++++ Records to process

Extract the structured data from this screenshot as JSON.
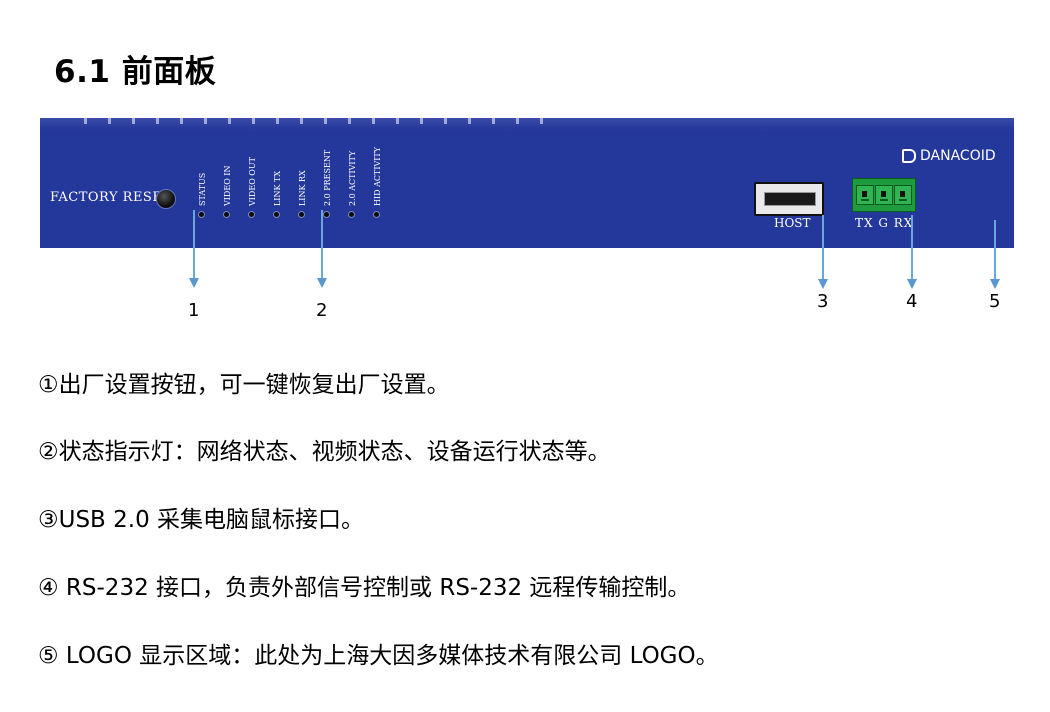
{
  "title": "6.1 前面板",
  "panel": {
    "factory_reset_label": "FACTORY RESET",
    "leds": [
      "STATUS",
      "VIDEO IN",
      "VIDEO OUT",
      "LINK TX",
      "LINK RX",
      "2.0 PRESENT",
      "2.0 ACTIVITY",
      "HID ACTIVITY"
    ],
    "host_label": "HOST",
    "rs232_label": "TX  G  RX",
    "logo_text": "DANACOID",
    "panel_color": "#24379a",
    "terminal_color": "#1f9a3e"
  },
  "callouts": [
    "1",
    "2",
    "3",
    "4",
    "5"
  ],
  "descriptions": [
    "①出厂设置按钮，可一键恢复出厂设置。",
    "②状态指示灯：网络状态、视频状态、设备运行状态等。",
    "③USB 2.0 采集电脑鼠标接口。",
    "④  RS-232  接口，负责外部信号控制或 RS-232 远程传输控制。",
    "⑤  LOGO 显示区域：此处为上海大因多媒体技术有限公司 LOGO。"
  ],
  "callout_color": "#5a96cf"
}
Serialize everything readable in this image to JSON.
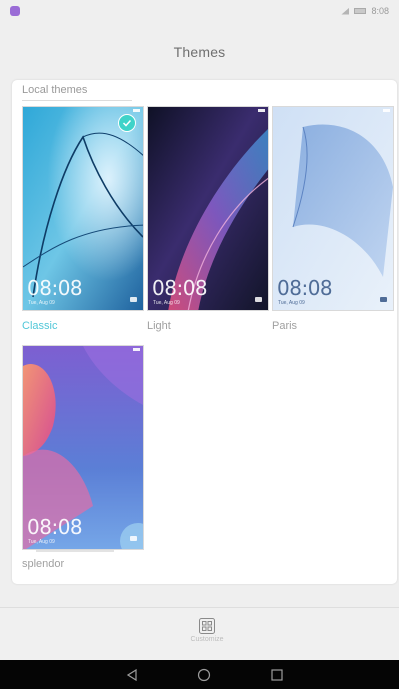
{
  "status_bar": {
    "time": "8:08",
    "app_icon": "theme-app-icon",
    "icons": [
      "wifi-icon",
      "signal-icon",
      "battery-icon"
    ]
  },
  "header": {
    "title": "Themes"
  },
  "section": {
    "title": "Local themes"
  },
  "themes": [
    {
      "name": "Classic",
      "time": "08:08",
      "date": "Tue, Aug 09",
      "selected": true
    },
    {
      "name": "Light",
      "time": "08:08",
      "date": "Tue, Aug 09",
      "selected": false
    },
    {
      "name": "Paris",
      "time": "08:08",
      "date": "Tue, Aug 09",
      "selected": false
    },
    {
      "name": "splendor",
      "time": "08:08",
      "date": "Tue, Aug 09",
      "selected": false
    }
  ],
  "bottom_tab": {
    "label": "Customize",
    "icon": "customize-grid-icon"
  },
  "nav": {
    "back": "back-icon",
    "home": "home-icon",
    "recents": "recents-icon"
  },
  "colors": {
    "accent": "#50c7d8",
    "check": "#3fd3c9",
    "background": "#efefef"
  }
}
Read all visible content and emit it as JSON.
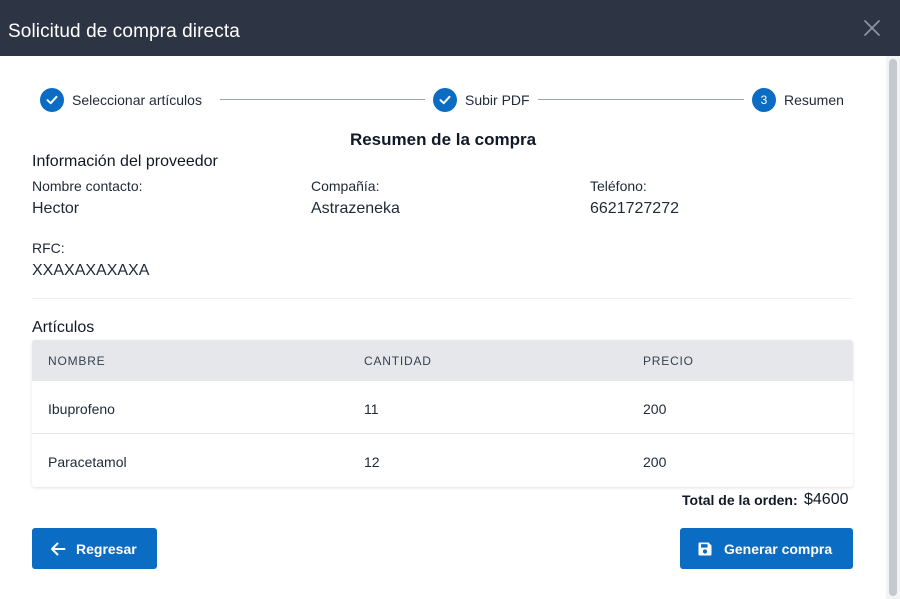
{
  "dialog": {
    "title": "Solicitud de compra directa",
    "close_icon": "close-icon"
  },
  "stepper": {
    "steps": [
      {
        "number": "1",
        "label": "Seleccionar artículos",
        "state": "completed"
      },
      {
        "number": "2",
        "label": "Subir PDF",
        "state": "completed"
      },
      {
        "number": "3",
        "label": "Resumen",
        "state": "active"
      }
    ],
    "accent": "#0a6cc2"
  },
  "summary": {
    "title": "Resumen de la compra"
  },
  "provider": {
    "section_title": "Información del proveedor",
    "contact_label": "Nombre contacto:",
    "contact_value": "Hector",
    "company_label": "Compañía:",
    "company_value": "Astrazeneka",
    "phone_label": "Teléfono:",
    "phone_value": "6621727272",
    "rfc_label": "RFC:",
    "rfc_value": "XXAXAXAXAXA"
  },
  "items": {
    "section_title": "Artículos",
    "columns": [
      "NOMBRE",
      "CANTIDAD",
      "PRECIO"
    ],
    "rows": [
      {
        "name": "Ibuprofeno",
        "quantity": "11",
        "price": "200"
      },
      {
        "name": "Paracetamol",
        "quantity": "12",
        "price": "200"
      }
    ]
  },
  "total": {
    "label": "Total de la orden:",
    "value": "$4600"
  },
  "actions": {
    "back_label": "Regresar",
    "back_icon": "arrow-left-icon",
    "generate_label": "Generar compra",
    "generate_icon": "save-icon"
  },
  "colors": {
    "header_bg": "#2d3444",
    "primary": "#0a6cc2",
    "table_header_bg": "#e5e7eb"
  }
}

++++++++

→ **The request**: Repeat the data exactly, without the pictures.

→ **Task output**:
Extract the structured data from this screenshot as JSON.
{
  "title": "6.1 前面板",
  "panel": {
    "factory_reset_label": "FACTORY RESET",
    "leds": [
      "STATUS",
      "VIDEO IN",
      "VIDEO OUT",
      "LINK TX",
      "LINK RX",
      "2.0 PRESENT",
      "2.0 ACTIVITY",
      "HID ACTIVITY"
    ],
    "host_label": "HOST",
    "rs232_label": "TX  G  RX",
    "logo_text": "DANACOID",
    "panel_color": "#24379a",
    "terminal_color": "#1f9a3e"
  },
  "callouts": [
    "1",
    "2",
    "3",
    "4",
    "5"
  ],
  "descriptions": [
    "①出厂设置按钮，可一键恢复出厂设置。",
    "②状态指示灯：网络状态、视频状态、设备运行状态等。",
    "③USB 2.0 采集电脑鼠标接口。",
    "④  RS-232  接口，负责外部信号控制或 RS-232 远程传输控制。",
    "⑤  LOGO 显示区域：此处为上海大因多媒体技术有限公司 LOGO。"
  ],
  "callout_color": "#5a96cf"
}
Serialize everything readable in this image to JSON.
{
  "status_bar": {
    "time": "8:08",
    "app_icon": "theme-app-icon",
    "icons": [
      "wifi-icon",
      "signal-icon",
      "battery-icon"
    ]
  },
  "header": {
    "title": "Themes"
  },
  "section": {
    "title": "Local themes"
  },
  "themes": [
    {
      "name": "Classic",
      "time": "08:08",
      "date": "Tue, Aug 09",
      "selected": true
    },
    {
      "name": "Light",
      "time": "08:08",
      "date": "Tue, Aug 09",
      "selected": false
    },
    {
      "name": "Paris",
      "time": "08:08",
      "date": "Tue, Aug 09",
      "selected": false
    },
    {
      "name": "splendor",
      "time": "08:08",
      "date": "Tue, Aug 09",
      "selected": false
    }
  ],
  "bottom_tab": {
    "label": "Customize",
    "icon": "customize-grid-icon"
  },
  "nav": {
    "back": "back-icon",
    "home": "home-icon",
    "recents": "recents-icon"
  },
  "colors": {
    "accent": "#50c7d8",
    "check": "#3fd3c9",
    "background": "#efefef"
  }
}
Read all visible content and emit it as JSON.
{
  "dialog": {
    "title": "Solicitud de compra directa",
    "close_icon": "close-icon"
  },
  "stepper": {
    "steps": [
      {
        "number": "1",
        "label": "Seleccionar artículos",
        "state": "completed"
      },
      {
        "number": "2",
        "label": "Subir PDF",
        "state": "completed"
      },
      {
        "number": "3",
        "label": "Resumen",
        "state": "active"
      }
    ],
    "accent": "#0a6cc2"
  },
  "summary": {
    "title": "Resumen de la compra"
  },
  "provider": {
    "section_title": "Información del proveedor",
    "contact_label": "Nombre contacto:",
    "contact_value": "Hector",
    "company_label": "Compañía:",
    "company_value": "Astrazeneka",
    "phone_label": "Teléfono:",
    "phone_value": "6621727272",
    "rfc_label": "RFC:",
    "rfc_value": "XXAXAXAXAXA"
  },
  "items": {
    "section_title": "Artículos",
    "columns": [
      "NOMBRE",
      "CANTIDAD",
      "PRECIO"
    ],
    "rows": [
      {
        "name": "Ibuprofeno",
        "quantity": "11",
        "price": "200"
      },
      {
        "name": "Paracetamol",
        "quantity": "12",
        "price": "200"
      }
    ]
  },
  "total": {
    "label": "Total de la orden:",
    "value": "$4600"
  },
  "actions": {
    "back_label": "Regresar",
    "back_icon": "arrow-left-icon",
    "generate_label": "Generar compra",
    "generate_icon": "save-icon"
  },
  "colors": {
    "header_bg": "#2d3444",
    "primary": "#0a6cc2",
    "table_header_bg": "#e5e7eb"
  }
}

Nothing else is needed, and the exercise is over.